Requirement
Wherever the word "больного" shows up in a line, please copy that line.

START Recorded information

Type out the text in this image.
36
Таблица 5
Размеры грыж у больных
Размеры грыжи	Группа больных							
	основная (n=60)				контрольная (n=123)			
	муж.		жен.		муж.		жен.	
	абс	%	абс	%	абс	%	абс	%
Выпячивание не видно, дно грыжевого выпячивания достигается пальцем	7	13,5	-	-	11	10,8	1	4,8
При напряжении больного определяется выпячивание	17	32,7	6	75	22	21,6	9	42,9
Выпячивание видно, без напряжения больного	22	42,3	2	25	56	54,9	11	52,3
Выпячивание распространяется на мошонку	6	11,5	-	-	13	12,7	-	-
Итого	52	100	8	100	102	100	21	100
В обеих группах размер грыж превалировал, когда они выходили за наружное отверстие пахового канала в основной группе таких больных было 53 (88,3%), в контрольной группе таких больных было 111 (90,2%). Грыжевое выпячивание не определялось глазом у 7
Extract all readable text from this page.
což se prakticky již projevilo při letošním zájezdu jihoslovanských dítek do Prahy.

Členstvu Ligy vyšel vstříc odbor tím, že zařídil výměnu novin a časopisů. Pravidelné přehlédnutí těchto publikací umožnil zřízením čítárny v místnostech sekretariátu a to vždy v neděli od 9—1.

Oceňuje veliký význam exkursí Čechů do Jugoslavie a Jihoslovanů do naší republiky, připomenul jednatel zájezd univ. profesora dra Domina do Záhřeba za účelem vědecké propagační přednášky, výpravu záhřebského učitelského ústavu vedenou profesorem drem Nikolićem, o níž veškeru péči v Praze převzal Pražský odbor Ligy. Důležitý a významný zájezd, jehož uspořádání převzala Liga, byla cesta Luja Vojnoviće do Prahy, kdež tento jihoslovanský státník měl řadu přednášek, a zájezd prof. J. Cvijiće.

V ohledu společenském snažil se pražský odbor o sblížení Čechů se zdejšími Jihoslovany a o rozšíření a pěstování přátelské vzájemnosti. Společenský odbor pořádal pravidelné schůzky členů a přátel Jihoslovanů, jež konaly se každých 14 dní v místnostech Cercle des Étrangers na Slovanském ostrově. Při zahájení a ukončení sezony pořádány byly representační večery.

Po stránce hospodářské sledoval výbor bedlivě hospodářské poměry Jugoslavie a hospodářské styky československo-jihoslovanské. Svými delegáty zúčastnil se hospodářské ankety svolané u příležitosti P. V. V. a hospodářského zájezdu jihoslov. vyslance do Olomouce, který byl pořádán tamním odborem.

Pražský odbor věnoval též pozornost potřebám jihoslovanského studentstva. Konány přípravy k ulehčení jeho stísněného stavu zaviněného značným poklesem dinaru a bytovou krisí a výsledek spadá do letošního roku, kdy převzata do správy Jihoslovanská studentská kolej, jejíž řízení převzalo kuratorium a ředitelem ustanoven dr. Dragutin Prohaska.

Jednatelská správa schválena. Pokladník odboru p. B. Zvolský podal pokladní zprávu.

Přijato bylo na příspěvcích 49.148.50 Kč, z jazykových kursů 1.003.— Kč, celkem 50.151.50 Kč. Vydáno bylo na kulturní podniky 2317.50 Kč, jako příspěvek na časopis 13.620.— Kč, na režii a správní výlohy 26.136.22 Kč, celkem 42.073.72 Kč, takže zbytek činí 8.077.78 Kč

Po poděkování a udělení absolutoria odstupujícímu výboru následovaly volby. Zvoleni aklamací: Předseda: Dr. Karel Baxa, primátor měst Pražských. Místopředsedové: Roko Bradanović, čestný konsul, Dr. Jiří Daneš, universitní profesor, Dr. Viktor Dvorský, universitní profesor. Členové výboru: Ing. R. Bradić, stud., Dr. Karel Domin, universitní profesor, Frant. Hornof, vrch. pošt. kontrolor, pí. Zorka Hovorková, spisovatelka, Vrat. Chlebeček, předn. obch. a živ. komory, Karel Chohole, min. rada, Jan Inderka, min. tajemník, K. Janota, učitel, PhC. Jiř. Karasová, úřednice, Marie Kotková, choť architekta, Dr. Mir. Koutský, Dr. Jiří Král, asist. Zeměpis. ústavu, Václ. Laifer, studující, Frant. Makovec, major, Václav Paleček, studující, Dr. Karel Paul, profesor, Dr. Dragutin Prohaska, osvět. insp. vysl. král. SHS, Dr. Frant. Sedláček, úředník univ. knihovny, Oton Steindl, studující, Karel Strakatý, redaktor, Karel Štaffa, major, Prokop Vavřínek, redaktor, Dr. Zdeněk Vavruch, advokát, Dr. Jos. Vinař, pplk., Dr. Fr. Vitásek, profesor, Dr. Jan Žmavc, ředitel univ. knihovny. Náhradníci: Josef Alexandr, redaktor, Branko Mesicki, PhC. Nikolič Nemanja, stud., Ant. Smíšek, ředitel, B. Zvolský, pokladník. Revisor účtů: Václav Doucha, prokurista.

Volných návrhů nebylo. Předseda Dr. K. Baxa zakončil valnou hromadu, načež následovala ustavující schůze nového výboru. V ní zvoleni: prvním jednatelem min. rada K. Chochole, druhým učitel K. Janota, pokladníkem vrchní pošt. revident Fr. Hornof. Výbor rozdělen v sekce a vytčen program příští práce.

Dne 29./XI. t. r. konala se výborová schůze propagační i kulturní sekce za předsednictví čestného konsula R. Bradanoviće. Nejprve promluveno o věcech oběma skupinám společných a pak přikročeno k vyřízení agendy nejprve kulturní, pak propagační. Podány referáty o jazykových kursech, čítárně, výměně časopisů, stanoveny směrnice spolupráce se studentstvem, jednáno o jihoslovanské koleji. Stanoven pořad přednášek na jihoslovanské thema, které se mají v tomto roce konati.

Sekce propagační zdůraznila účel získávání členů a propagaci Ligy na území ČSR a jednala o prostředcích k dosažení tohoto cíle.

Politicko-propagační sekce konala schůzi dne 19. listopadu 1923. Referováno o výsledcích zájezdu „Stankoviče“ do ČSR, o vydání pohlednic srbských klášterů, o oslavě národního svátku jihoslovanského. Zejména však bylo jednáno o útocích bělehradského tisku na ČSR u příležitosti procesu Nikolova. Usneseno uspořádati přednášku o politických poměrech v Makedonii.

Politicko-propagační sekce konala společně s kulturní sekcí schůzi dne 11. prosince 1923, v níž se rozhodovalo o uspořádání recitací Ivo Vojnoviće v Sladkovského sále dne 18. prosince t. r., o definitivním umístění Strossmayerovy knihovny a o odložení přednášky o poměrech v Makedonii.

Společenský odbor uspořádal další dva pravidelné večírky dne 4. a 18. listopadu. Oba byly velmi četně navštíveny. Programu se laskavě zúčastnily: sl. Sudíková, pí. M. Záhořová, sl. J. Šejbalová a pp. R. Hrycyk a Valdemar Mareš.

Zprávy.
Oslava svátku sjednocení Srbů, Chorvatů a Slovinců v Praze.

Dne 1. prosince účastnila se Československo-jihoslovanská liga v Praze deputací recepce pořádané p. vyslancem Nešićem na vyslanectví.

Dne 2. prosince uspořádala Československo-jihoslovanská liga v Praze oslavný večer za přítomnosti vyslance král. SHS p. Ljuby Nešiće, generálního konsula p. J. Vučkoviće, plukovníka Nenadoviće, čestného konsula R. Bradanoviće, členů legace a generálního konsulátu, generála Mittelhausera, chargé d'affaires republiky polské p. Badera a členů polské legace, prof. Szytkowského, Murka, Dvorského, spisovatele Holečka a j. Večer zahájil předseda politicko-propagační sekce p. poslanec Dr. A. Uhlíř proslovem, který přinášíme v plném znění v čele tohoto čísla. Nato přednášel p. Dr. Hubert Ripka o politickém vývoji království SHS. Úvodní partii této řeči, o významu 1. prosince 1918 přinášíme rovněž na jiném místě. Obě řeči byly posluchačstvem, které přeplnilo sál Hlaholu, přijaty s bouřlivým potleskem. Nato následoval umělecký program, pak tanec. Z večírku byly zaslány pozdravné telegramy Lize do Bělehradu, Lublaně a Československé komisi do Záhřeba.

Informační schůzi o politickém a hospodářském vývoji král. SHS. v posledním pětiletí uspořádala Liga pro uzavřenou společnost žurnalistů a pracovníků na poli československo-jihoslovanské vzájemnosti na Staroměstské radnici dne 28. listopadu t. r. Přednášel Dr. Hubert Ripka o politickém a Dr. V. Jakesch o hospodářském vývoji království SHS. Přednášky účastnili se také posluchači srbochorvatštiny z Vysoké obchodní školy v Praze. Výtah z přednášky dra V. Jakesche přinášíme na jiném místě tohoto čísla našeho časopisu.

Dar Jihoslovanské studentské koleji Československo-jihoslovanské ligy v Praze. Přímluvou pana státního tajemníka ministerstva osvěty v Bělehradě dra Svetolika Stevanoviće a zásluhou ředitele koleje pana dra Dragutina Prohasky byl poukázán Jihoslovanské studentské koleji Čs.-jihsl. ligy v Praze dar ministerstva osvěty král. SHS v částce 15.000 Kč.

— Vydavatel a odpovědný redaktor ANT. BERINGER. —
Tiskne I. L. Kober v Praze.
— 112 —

END Recorded information

Reply
При напряжении больного определяется выпячивание	17	32,7	6	75	22	21,6	9	42,9
Выпячивание видно, без напряжения больного	22	42,3	2	25	56	54,9	11	52,3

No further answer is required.